[Data entries]
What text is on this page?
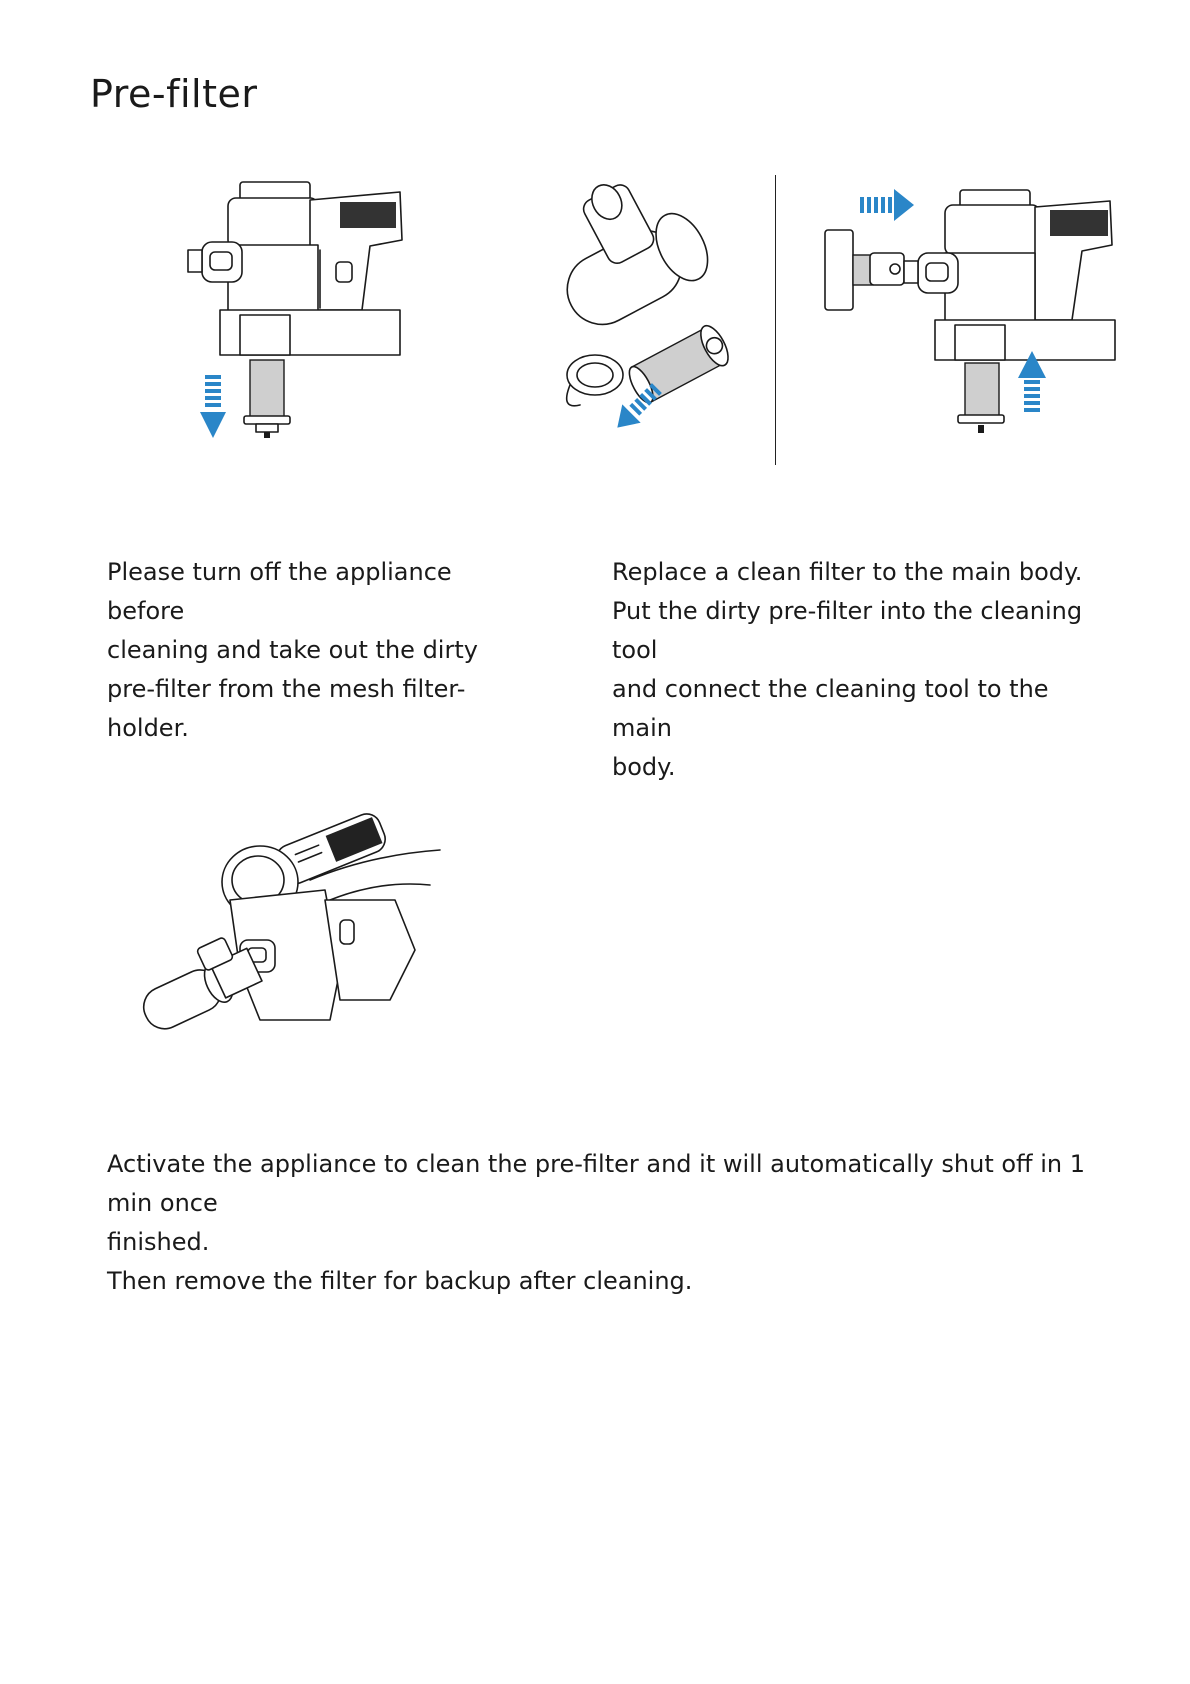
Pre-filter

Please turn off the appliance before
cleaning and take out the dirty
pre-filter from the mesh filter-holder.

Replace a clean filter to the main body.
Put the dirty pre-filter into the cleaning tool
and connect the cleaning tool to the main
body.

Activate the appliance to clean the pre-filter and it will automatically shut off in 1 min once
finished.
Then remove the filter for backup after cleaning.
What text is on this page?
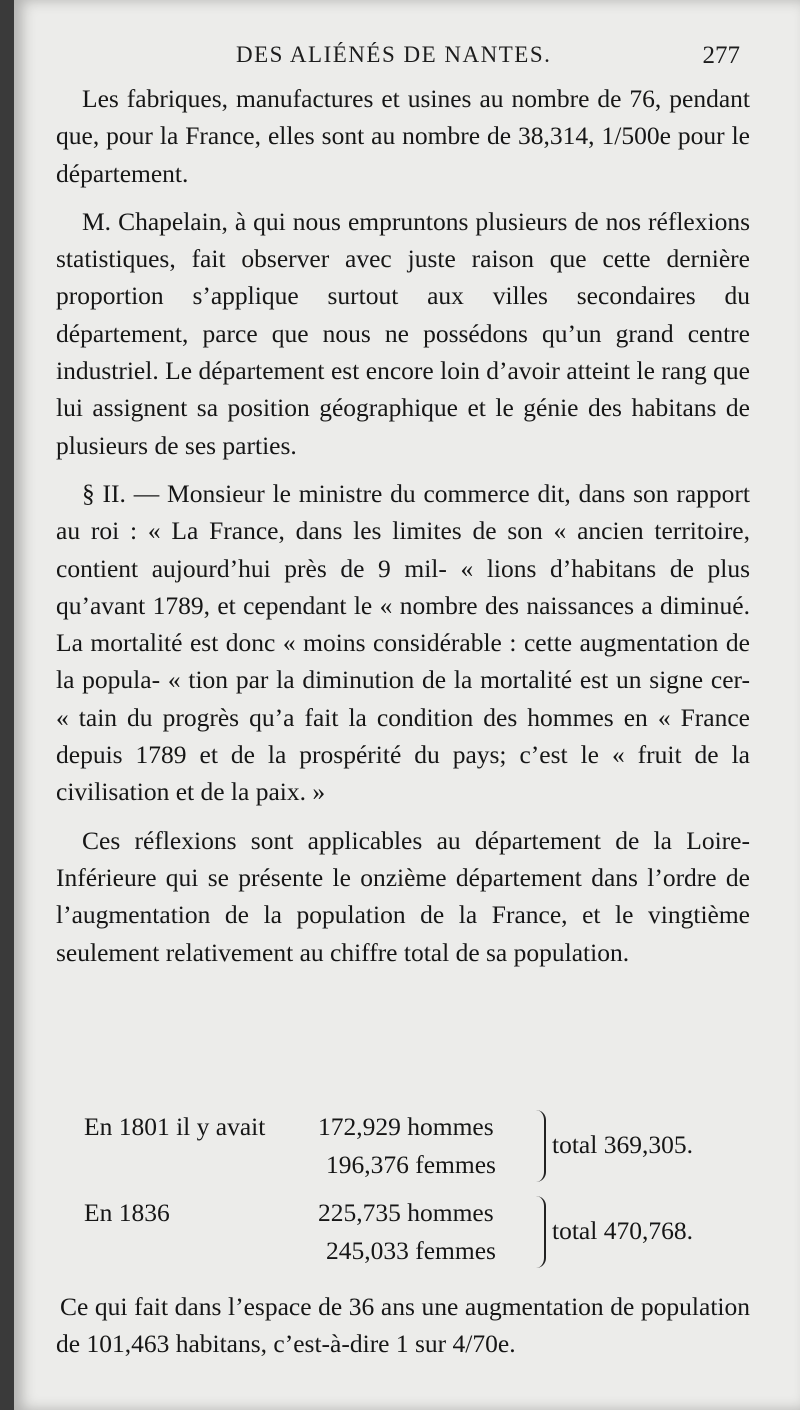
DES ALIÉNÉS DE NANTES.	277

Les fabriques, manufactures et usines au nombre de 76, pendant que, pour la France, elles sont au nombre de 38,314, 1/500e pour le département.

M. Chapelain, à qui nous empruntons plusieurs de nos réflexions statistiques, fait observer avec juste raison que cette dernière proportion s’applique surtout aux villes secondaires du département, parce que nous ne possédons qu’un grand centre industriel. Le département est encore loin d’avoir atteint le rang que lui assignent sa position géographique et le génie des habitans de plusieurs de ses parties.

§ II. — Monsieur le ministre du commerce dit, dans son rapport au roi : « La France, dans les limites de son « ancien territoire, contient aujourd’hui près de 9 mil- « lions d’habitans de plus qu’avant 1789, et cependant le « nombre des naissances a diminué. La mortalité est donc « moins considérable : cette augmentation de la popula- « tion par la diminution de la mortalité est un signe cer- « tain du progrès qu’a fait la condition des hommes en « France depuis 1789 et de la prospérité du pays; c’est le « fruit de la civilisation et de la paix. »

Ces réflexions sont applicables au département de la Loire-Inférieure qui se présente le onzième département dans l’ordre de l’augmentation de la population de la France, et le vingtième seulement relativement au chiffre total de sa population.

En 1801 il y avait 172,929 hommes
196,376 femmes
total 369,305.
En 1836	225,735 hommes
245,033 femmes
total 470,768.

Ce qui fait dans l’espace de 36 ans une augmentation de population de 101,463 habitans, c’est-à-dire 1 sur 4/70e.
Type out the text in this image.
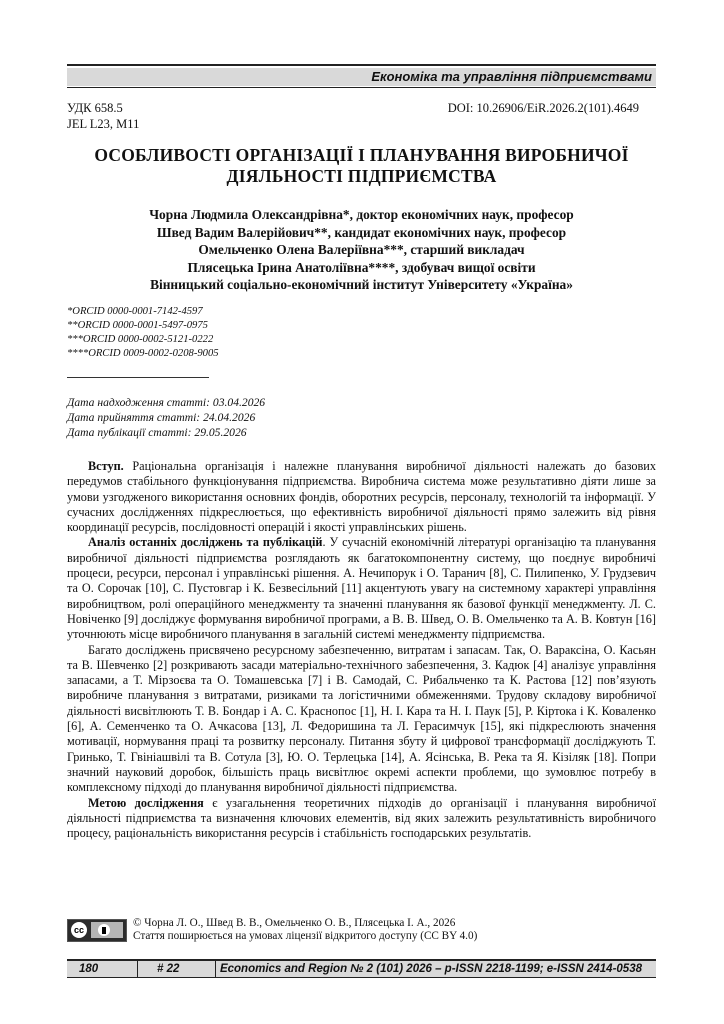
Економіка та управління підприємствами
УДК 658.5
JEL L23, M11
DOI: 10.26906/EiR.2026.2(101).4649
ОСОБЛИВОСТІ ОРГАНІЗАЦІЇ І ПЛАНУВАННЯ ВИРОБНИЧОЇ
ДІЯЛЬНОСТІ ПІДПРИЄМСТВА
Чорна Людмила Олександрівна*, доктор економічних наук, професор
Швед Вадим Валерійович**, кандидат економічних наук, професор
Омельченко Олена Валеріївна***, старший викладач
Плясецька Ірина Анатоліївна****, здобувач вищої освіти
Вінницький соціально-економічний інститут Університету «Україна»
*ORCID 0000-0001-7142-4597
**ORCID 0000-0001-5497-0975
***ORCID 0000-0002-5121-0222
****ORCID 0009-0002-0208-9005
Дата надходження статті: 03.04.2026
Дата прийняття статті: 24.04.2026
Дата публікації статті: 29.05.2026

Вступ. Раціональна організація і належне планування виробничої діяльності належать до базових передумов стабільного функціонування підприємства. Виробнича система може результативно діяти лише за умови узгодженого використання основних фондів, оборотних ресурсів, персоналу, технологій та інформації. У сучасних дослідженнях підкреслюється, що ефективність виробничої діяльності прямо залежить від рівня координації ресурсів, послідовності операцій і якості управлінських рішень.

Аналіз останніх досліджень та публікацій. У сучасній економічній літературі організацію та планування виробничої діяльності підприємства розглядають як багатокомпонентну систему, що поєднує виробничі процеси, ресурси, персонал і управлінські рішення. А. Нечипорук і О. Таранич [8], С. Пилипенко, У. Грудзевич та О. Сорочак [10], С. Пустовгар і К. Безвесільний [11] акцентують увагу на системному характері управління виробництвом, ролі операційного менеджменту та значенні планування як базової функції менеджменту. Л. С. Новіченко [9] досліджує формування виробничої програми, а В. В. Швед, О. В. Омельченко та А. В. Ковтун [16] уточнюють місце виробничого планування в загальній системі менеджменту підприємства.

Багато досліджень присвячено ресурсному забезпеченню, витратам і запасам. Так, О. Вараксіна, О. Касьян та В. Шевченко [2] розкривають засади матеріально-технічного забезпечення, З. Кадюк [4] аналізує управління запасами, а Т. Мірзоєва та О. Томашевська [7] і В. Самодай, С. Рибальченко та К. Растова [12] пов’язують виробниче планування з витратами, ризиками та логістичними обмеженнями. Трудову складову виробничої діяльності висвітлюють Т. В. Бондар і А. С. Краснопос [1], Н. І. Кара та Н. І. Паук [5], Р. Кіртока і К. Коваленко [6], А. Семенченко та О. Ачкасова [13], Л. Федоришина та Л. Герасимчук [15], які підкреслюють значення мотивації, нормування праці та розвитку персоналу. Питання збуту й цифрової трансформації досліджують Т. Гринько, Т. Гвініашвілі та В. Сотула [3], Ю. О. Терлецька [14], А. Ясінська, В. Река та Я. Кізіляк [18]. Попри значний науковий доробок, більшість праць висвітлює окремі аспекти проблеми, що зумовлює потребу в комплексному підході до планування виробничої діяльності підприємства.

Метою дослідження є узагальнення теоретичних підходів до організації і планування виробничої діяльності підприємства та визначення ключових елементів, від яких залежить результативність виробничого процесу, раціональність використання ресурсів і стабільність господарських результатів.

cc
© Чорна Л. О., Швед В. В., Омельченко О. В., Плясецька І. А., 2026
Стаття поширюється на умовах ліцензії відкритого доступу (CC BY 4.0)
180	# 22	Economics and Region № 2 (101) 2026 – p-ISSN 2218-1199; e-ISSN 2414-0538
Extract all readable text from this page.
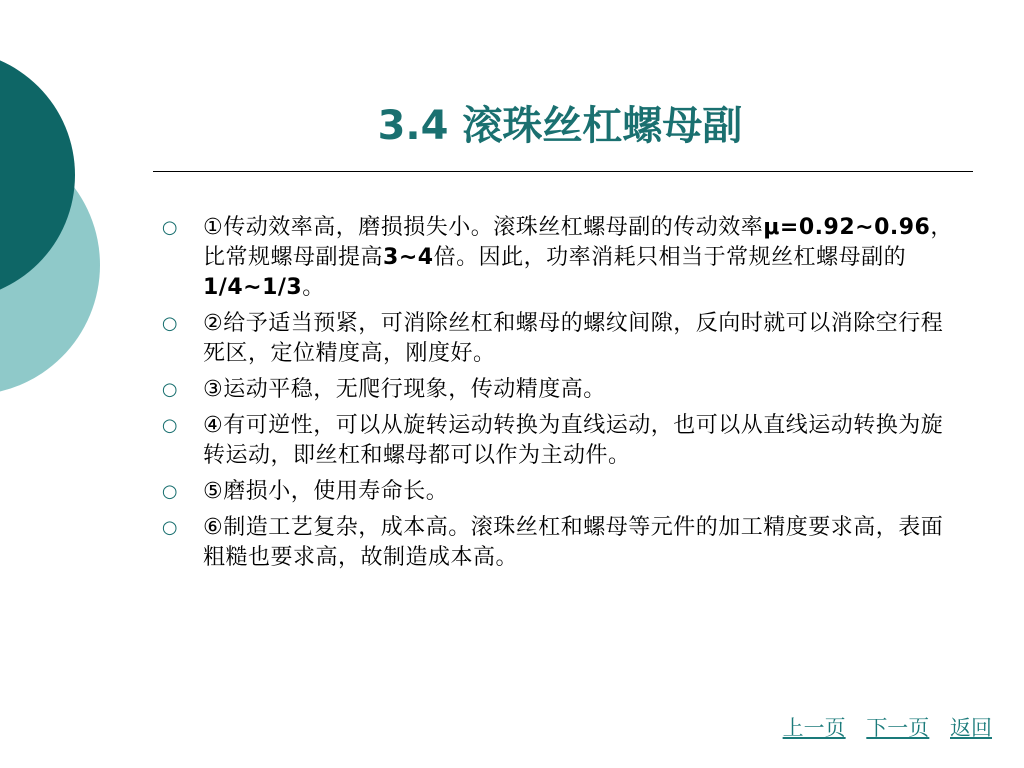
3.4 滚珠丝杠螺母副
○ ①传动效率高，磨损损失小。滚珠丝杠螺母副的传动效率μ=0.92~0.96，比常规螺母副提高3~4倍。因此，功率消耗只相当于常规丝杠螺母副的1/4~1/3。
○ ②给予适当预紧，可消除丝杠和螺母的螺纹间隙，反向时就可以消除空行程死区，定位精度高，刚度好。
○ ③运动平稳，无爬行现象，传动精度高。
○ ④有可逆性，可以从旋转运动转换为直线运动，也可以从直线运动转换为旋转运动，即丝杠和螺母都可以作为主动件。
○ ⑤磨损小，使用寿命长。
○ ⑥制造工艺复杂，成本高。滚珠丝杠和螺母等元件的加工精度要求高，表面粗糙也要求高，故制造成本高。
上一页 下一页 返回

▶ _SET TASK_: Determine how many lines of the listing above hold the word "економічних". Report that number without anything else.

▶ _SOLUTION TO THE EXERCISE_: 2